→ **Task goal**: Extract, from the listing that follows, each line containing the word "JSON".

[Lines of data]
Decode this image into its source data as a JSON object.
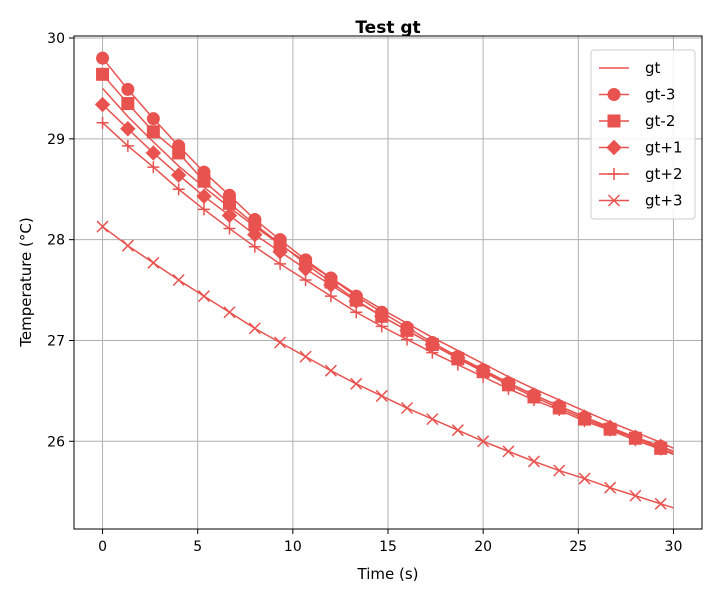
{
  "chart_data": {
    "type": "line",
    "title": "Test gt",
    "xlabel": "Time (s)",
    "ylabel": "Temperature (°C)",
    "xlim": [
      -1.5,
      31.5
    ],
    "ylim": [
      25.13,
      30.02
    ],
    "xticks": [
      0,
      5,
      10,
      15,
      20,
      25,
      30
    ],
    "yticks": [
      26,
      27,
      28,
      29,
      30
    ],
    "grid": true,
    "legend_position": "top-right",
    "line_color": "#e8524f",
    "marker_x": [
      0,
      1.33,
      2.67,
      4,
      5.33,
      6.67,
      8,
      9.33,
      10.67,
      12,
      13.33,
      14.67,
      16,
      17.33,
      18.67,
      20,
      21.33,
      22.67,
      24,
      25.33,
      26.67,
      28,
      29.33
    ],
    "series": [
      {
        "name": "gt",
        "marker": "none",
        "x": [
          0,
          1.33,
          2.67,
          4,
          5.33,
          6.67,
          8,
          9.33,
          10.67,
          12,
          13.33,
          14.67,
          16,
          17.33,
          18.67,
          20,
          21.33,
          22.67,
          24,
          25.33,
          26.67,
          28,
          29.33,
          30
        ],
        "values": [
          29.5,
          29.22,
          28.97,
          28.73,
          28.52,
          28.32,
          28.13,
          27.95,
          27.78,
          27.62,
          27.46,
          27.31,
          27.17,
          27.03,
          26.9,
          26.77,
          26.64,
          26.52,
          26.41,
          26.3,
          26.19,
          26.09,
          25.99,
          25.93
        ]
      },
      {
        "name": "gt-3",
        "marker": "circle",
        "x": [
          0,
          1.33,
          2.67,
          4,
          5.33,
          6.67,
          8,
          9.33,
          10.67,
          12,
          13.33,
          14.67,
          16,
          17.33,
          18.67,
          20,
          21.33,
          22.67,
          24,
          25.33,
          26.67,
          28,
          29.33,
          30
        ],
        "values": [
          29.8,
          29.49,
          29.2,
          28.93,
          28.67,
          28.44,
          28.2,
          28.0,
          27.8,
          27.62,
          27.44,
          27.28,
          27.13,
          26.98,
          26.84,
          26.71,
          26.58,
          26.46,
          26.35,
          26.24,
          26.13,
          26.04,
          25.95,
          25.9
        ]
      },
      {
        "name": "gt-2",
        "marker": "square",
        "x": [
          0,
          1.33,
          2.67,
          4,
          5.33,
          6.67,
          8,
          9.33,
          10.67,
          12,
          13.33,
          14.67,
          16,
          17.33,
          18.67,
          20,
          21.33,
          22.67,
          24,
          25.33,
          26.67,
          28,
          29.33,
          30
        ],
        "values": [
          29.64,
          29.35,
          29.07,
          28.86,
          28.58,
          28.36,
          28.15,
          27.96,
          27.76,
          27.58,
          27.4,
          27.24,
          27.1,
          26.96,
          26.82,
          26.69,
          26.56,
          26.44,
          26.33,
          26.22,
          26.12,
          26.03,
          25.93,
          25.88
        ]
      },
      {
        "name": "gt+1",
        "marker": "diamond",
        "x": [
          0,
          1.33,
          2.67,
          4,
          5.33,
          6.67,
          8,
          9.33,
          10.67,
          12,
          13.33,
          14.67,
          16,
          17.33,
          18.67,
          20,
          21.33,
          22.67,
          24,
          25.33,
          26.67,
          28,
          29.33,
          30
        ],
        "values": [
          29.34,
          29.1,
          28.86,
          28.64,
          28.43,
          28.24,
          28.05,
          27.88,
          27.71,
          27.55,
          27.39,
          27.24,
          27.1,
          26.96,
          26.83,
          26.7,
          26.58,
          26.46,
          26.35,
          26.24,
          26.14,
          26.04,
          25.95,
          25.9
        ]
      },
      {
        "name": "gt+2",
        "marker": "plus",
        "x": [
          0,
          1.33,
          2.67,
          4,
          5.33,
          6.67,
          8,
          9.33,
          10.67,
          12,
          13.33,
          14.67,
          16,
          17.33,
          18.67,
          20,
          21.33,
          22.67,
          24,
          25.33,
          26.67,
          28,
          29.33,
          30
        ],
        "values": [
          29.16,
          28.93,
          28.72,
          28.5,
          28.3,
          28.11,
          27.93,
          27.76,
          27.6,
          27.44,
          27.28,
          27.14,
          27.01,
          26.88,
          26.76,
          26.64,
          26.52,
          26.41,
          26.31,
          26.2,
          26.11,
          26.01,
          25.92,
          25.87
        ]
      },
      {
        "name": "gt+3",
        "marker": "x",
        "x": [
          0,
          1.33,
          2.67,
          4,
          5.33,
          6.67,
          8,
          9.33,
          10.67,
          12,
          13.33,
          14.67,
          16,
          17.33,
          18.67,
          20,
          21.33,
          22.67,
          24,
          25.33,
          26.67,
          28,
          29.33,
          30
        ],
        "values": [
          28.13,
          27.94,
          27.77,
          27.6,
          27.44,
          27.28,
          27.12,
          26.98,
          26.84,
          26.7,
          26.57,
          26.45,
          26.33,
          26.22,
          26.11,
          26.0,
          25.9,
          25.8,
          25.71,
          25.63,
          25.54,
          25.46,
          25.38,
          25.34
        ]
      }
    ]
  }
}
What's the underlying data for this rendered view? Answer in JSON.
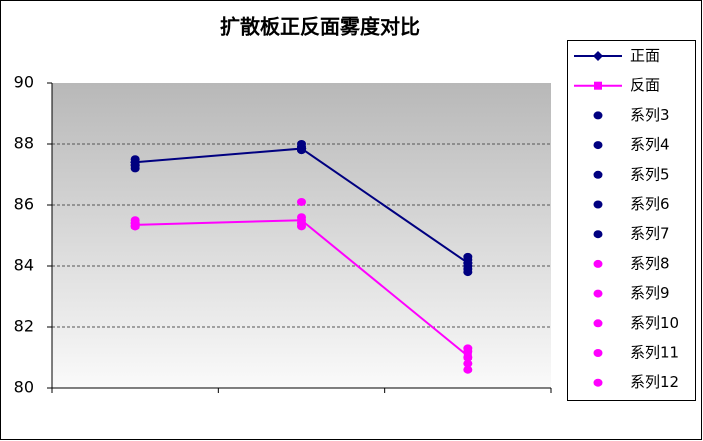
{
  "chart_data": {
    "type": "line",
    "title": "扩散板正反面雾度对比",
    "categories": [
      null,
      null,
      null
    ],
    "ylim": [
      80,
      90
    ],
    "yticks": [
      80,
      82,
      84,
      86,
      88,
      90
    ],
    "grid": true,
    "series": [
      {
        "name": "正面",
        "color": "#000080",
        "marker": "diamond",
        "line": true,
        "values": [
          87.4,
          87.85,
          84.1
        ]
      },
      {
        "name": "反面",
        "color": "#ff00ff",
        "marker": "square",
        "line": true,
        "values": [
          85.35,
          85.5,
          81.05
        ]
      },
      {
        "name": "系列3",
        "color": "#000080",
        "marker": "circle",
        "line": false,
        "values": [
          87.5,
          88.0,
          84.3
        ]
      },
      {
        "name": "系列4",
        "color": "#000080",
        "marker": "circle",
        "line": false,
        "values": [
          87.4,
          87.9,
          84.2
        ]
      },
      {
        "name": "系列5",
        "color": "#000080",
        "marker": "circle",
        "line": false,
        "values": [
          87.3,
          87.8,
          84.0
        ]
      },
      {
        "name": "系列6",
        "color": "#000080",
        "marker": "circle",
        "line": false,
        "values": [
          87.2,
          87.9,
          83.9
        ]
      },
      {
        "name": "系列7",
        "color": "#000080",
        "marker": "circle",
        "line": false,
        "values": [
          87.3,
          87.8,
          83.8
        ]
      },
      {
        "name": "系列8",
        "color": "#ff00ff",
        "marker": "circle",
        "line": false,
        "values": [
          85.5,
          86.1,
          81.3
        ]
      },
      {
        "name": "系列9",
        "color": "#ff00ff",
        "marker": "circle",
        "line": false,
        "values": [
          85.4,
          85.6,
          81.2
        ]
      },
      {
        "name": "系列10",
        "color": "#ff00ff",
        "marker": "circle",
        "line": false,
        "values": [
          85.3,
          85.4,
          81.0
        ]
      },
      {
        "name": "系列11",
        "color": "#ff00ff",
        "marker": "circle",
        "line": false,
        "values": [
          85.4,
          85.3,
          80.8
        ]
      },
      {
        "name": "系列12",
        "color": "#ff00ff",
        "marker": "circle",
        "line": false,
        "values": [
          85.3,
          85.5,
          80.6
        ]
      }
    ]
  }
}
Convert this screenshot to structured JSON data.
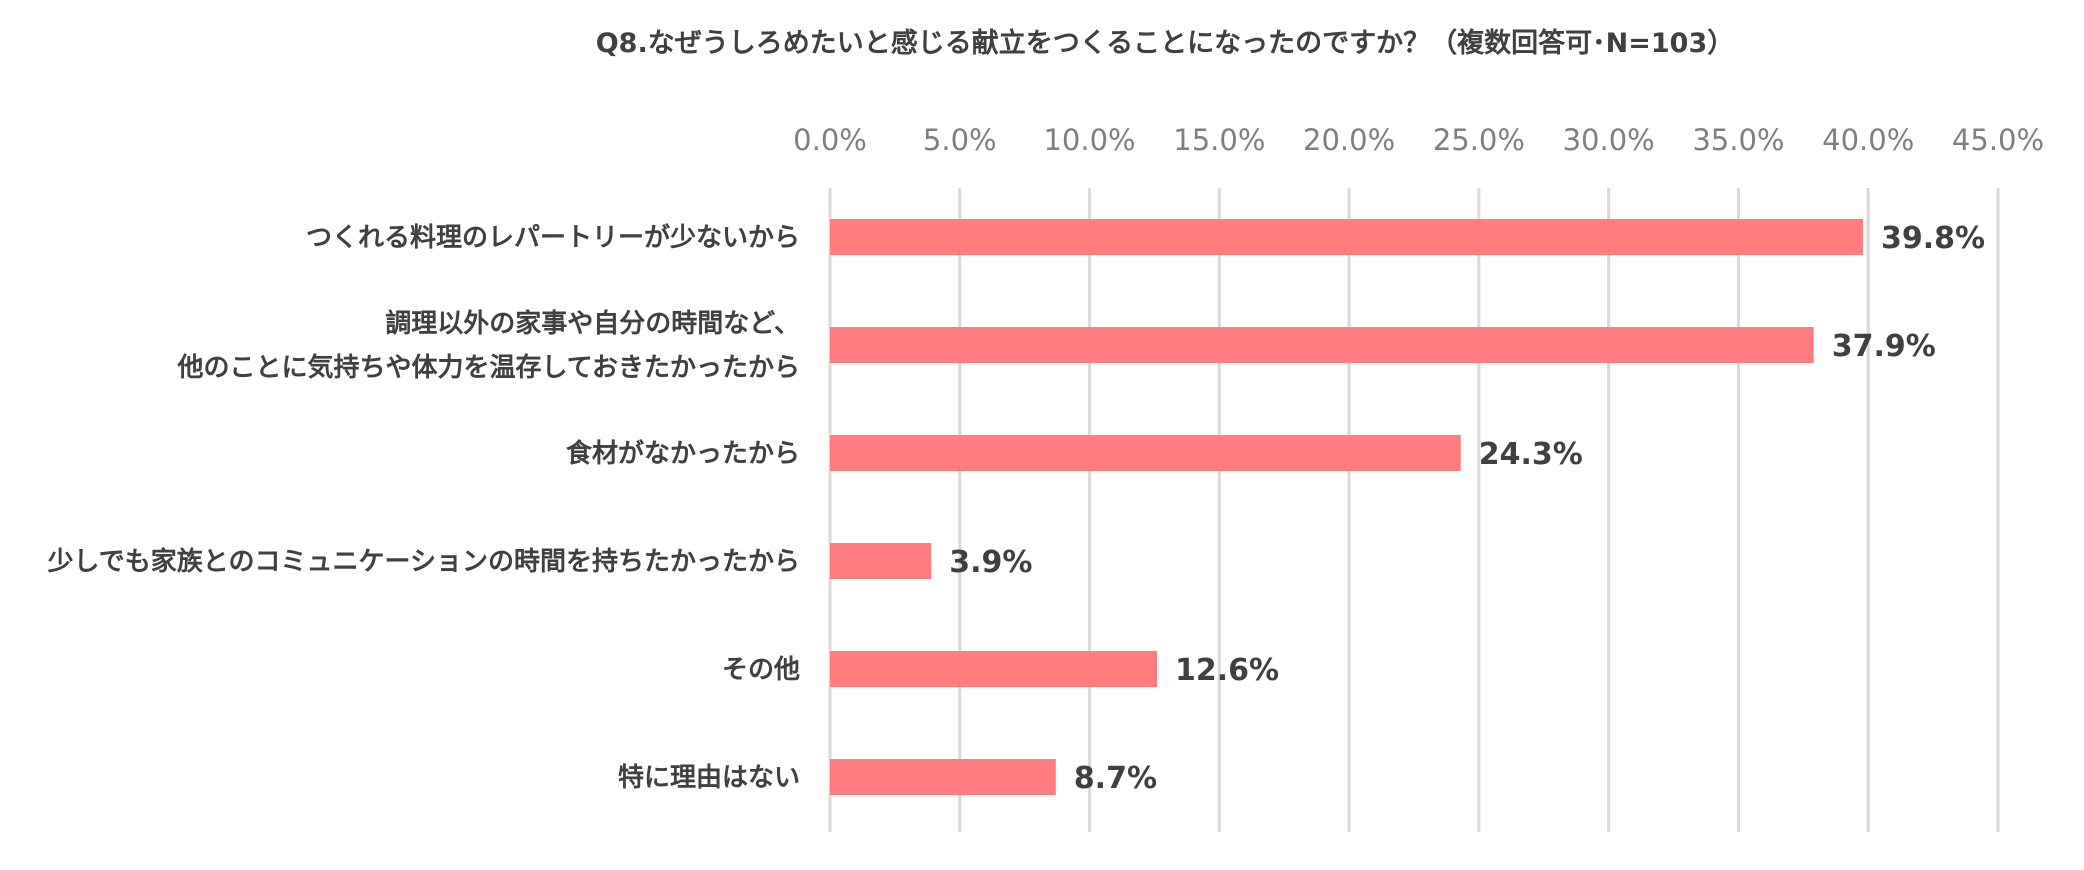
{
  "chart_data": {
    "type": "bar",
    "orientation": "horizontal",
    "title": "Q8.なぜうしろめたいと感じる献立をつくることになったのですか？（複数回答可･N=103）",
    "categories": [
      [
        "つくれる料理のレパートリーが少ないから"
      ],
      [
        "調理以外の家事や自分の時間など、",
        "他のことに気持ちや体力を温存しておきたかったから"
      ],
      [
        "食材がなかったから"
      ],
      [
        "少しでも家族とのコミュニケーションの時間を持ちたかったから"
      ],
      [
        "その他"
      ],
      [
        "特に理由はない"
      ]
    ],
    "values": [
      39.8,
      37.9,
      24.3,
      3.9,
      12.6,
      8.7
    ],
    "value_labels": [
      "39.8%",
      "37.9%",
      "24.3%",
      "3.9%",
      "12.6%",
      "8.7%"
    ],
    "x_ticks": [
      "0.0%",
      "5.0%",
      "10.0%",
      "15.0%",
      "20.0%",
      "25.0%",
      "30.0%",
      "35.0%",
      "40.0%",
      "45.0%"
    ],
    "xlim": [
      0,
      45
    ],
    "x_axis_position": "top",
    "grid": true,
    "legend": "none",
    "bar_color": "#ff7c80",
    "grid_color": "#d9d9d9"
  }
}
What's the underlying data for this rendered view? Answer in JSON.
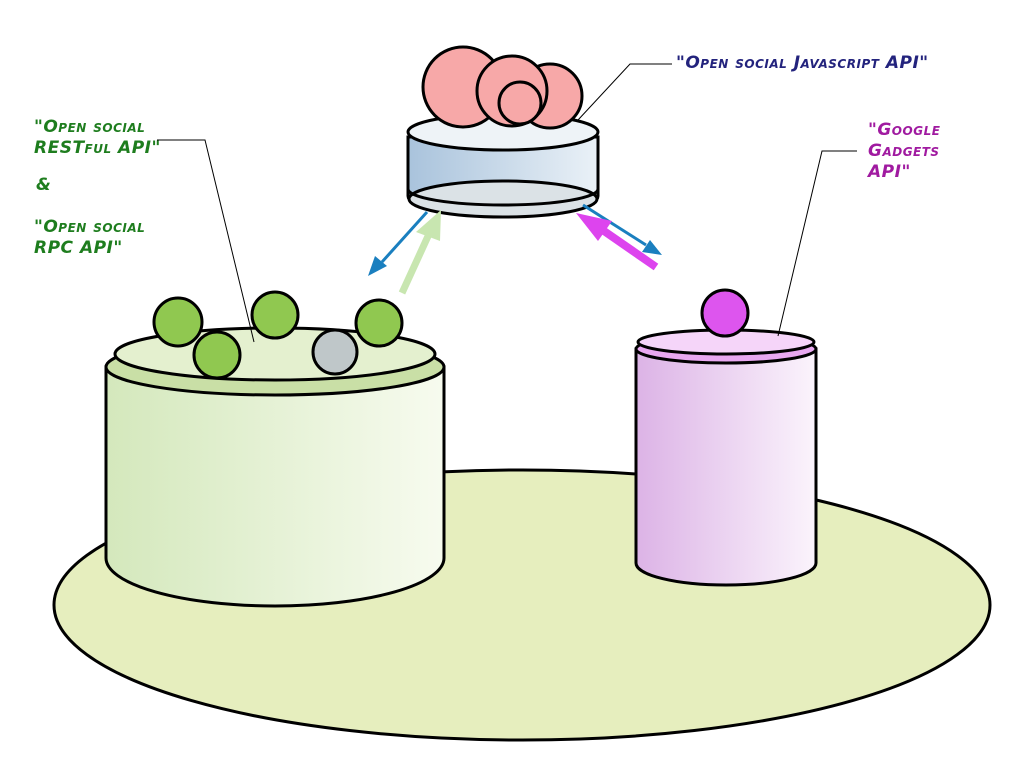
{
  "labels": {
    "restful_line1": "\"Open social",
    "restful_line2": "RESTful API\"",
    "ampersand": "&",
    "rpc_line1": "\"Open social",
    "rpc_line2": "RPC API\"",
    "javascript_api": "\"Open social Javascript API\"",
    "gadgets_line1": "\"Google",
    "gadgets_line2": "Gadgets",
    "gadgets_line3": "API\""
  },
  "colors": {
    "green_text": "#1e7d1e",
    "navy_text": "#23237d",
    "purple_text": "#a01aa0",
    "blue_arrow": "#1a7fbf",
    "light_green_arrow": "#c8e6b0",
    "magenta_arrow": "#dd44ee",
    "ground": "#e6eebe"
  }
}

→ **Answer**:
Decode this image into its source data as a JSON object.
What's the underlying data for this rendered view? Answer in JSON.
Convert this screenshot to structured JSON data.
What's the underlying data for this rendered view? Answer in JSON.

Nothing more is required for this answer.